> Task: Exactly repeat the material, dropping only the pictures.

> Material to process:
* BEGIN *
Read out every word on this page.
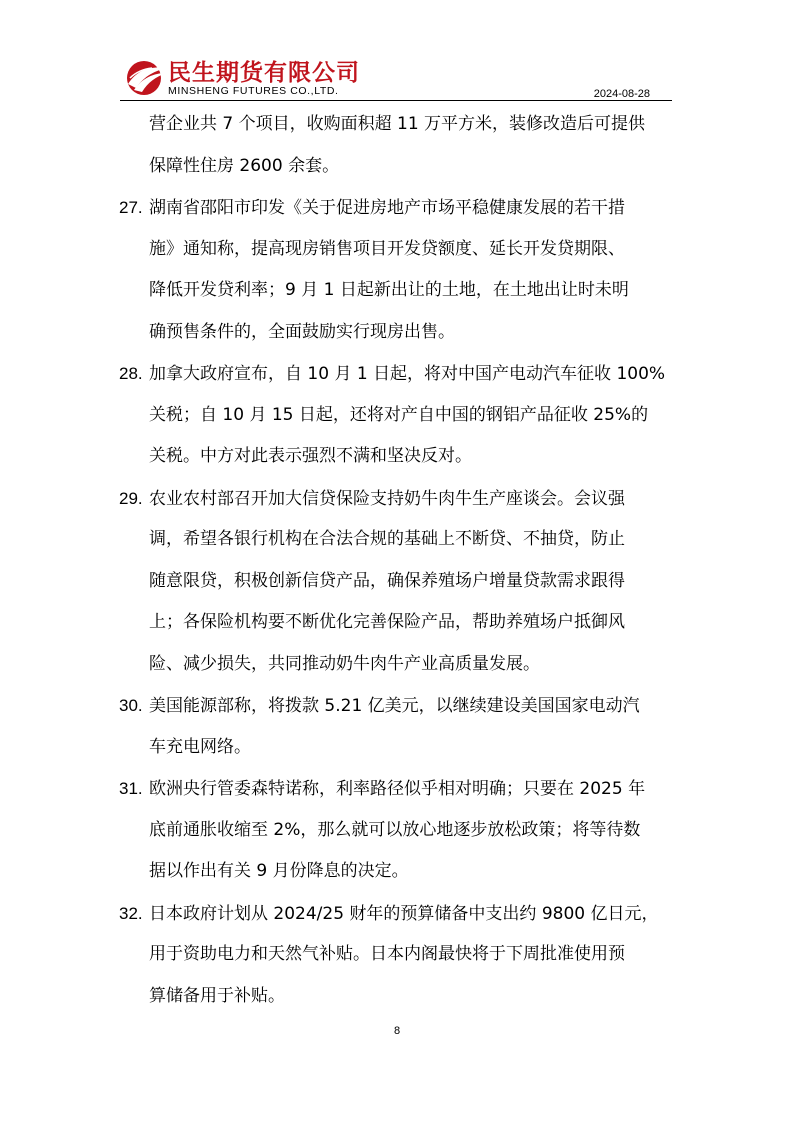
民生期货有限公司
MINSHENG FUTURES CO.,LTD.	2024-08-28
营企业共 7 个项目，收购面积超 11 万平方米，装修改造后可提供
保障性住房 2600 余套。
27. 湖南省邵阳市印发《关于促进房地产市场平稳健康发展的若干措
施》通知称，提高现房销售项目开发贷额度、延长开发贷期限、
降低开发贷利率；9 月 1 日起新出让的土地，在土地出让时未明
确预售条件的，全面鼓励实行现房出售。
28. 加拿大政府宣布，自 10 月 1 日起，将对中国产电动汽车征收 100%
关税；自 10 月 15 日起，还将对产自中国的钢铝产品征收 25%的
关税。中方对此表示强烈不满和坚决反对。
29. 农业农村部召开加大信贷保险支持奶牛肉牛生产座谈会。会议强
调，希望各银行机构在合法合规的基础上不断贷、不抽贷，防止
随意限贷，积极创新信贷产品，确保养殖场户增量贷款需求跟得
上；各保险机构要不断优化完善保险产品，帮助养殖场户抵御风
险、减少损失，共同推动奶牛肉牛产业高质量发展。
30. 美国能源部称，将拨款 5.21 亿美元，以继续建设美国国家电动汽
车充电网络。
31. 欧洲央行管委森特诺称，利率路径似乎相对明确；只要在 2025 年
底前通胀收缩至 2%，那么就可以放心地逐步放松政策；将等待数
据以作出有关 9 月份降息的决定。
32. 日本政府计划从 2024/25 财年的预算储备中支出约 9800 亿日元，
用于资助电力和天然气补贴。日本内阁最快将于下周批准使用预
算储备用于补贴。
8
* END *
> Result of the exercise:
Read out every word on this page.
民生期货有限公司
MINSHENG FUTURES CO.,LTD.	2024-08-28
营企业共 7 个项目，收购面积超 11 万平方米，装修改造后可提供
保障性住房 2600 余套。
27. 湖南省邵阳市印发《关于促进房地产市场平稳健康发展的若干措
施》通知称，提高现房销售项目开发贷额度、延长开发贷期限、
降低开发贷利率；9 月 1 日起新出让的土地，在土地出让时未明
确预售条件的，全面鼓励实行现房出售。
28. 加拿大政府宣布，自 10 月 1 日起，将对中国产电动汽车征收 100%
关税；自 10 月 15 日起，还将对产自中国的钢铝产品征收 25%的
关税。中方对此表示强烈不满和坚决反对。
29. 农业农村部召开加大信贷保险支持奶牛肉牛生产座谈会。会议强
调，希望各银行机构在合法合规的基础上不断贷、不抽贷，防止
随意限贷，积极创新信贷产品，确保养殖场户增量贷款需求跟得
上；各保险机构要不断优化完善保险产品，帮助养殖场户抵御风
险、减少损失，共同推动奶牛肉牛产业高质量发展。
30. 美国能源部称，将拨款 5.21 亿美元，以继续建设美国国家电动汽
车充电网络。
31. 欧洲央行管委森特诺称，利率路径似乎相对明确；只要在 2025 年
底前通胀收缩至 2%，那么就可以放心地逐步放松政策；将等待数
据以作出有关 9 月份降息的决定。
32. 日本政府计划从 2024/25 财年的预算储备中支出约 9800 亿日元，
用于资助电力和天然气补贴。日本内阁最快将于下周批准使用预
算储备用于补贴。
8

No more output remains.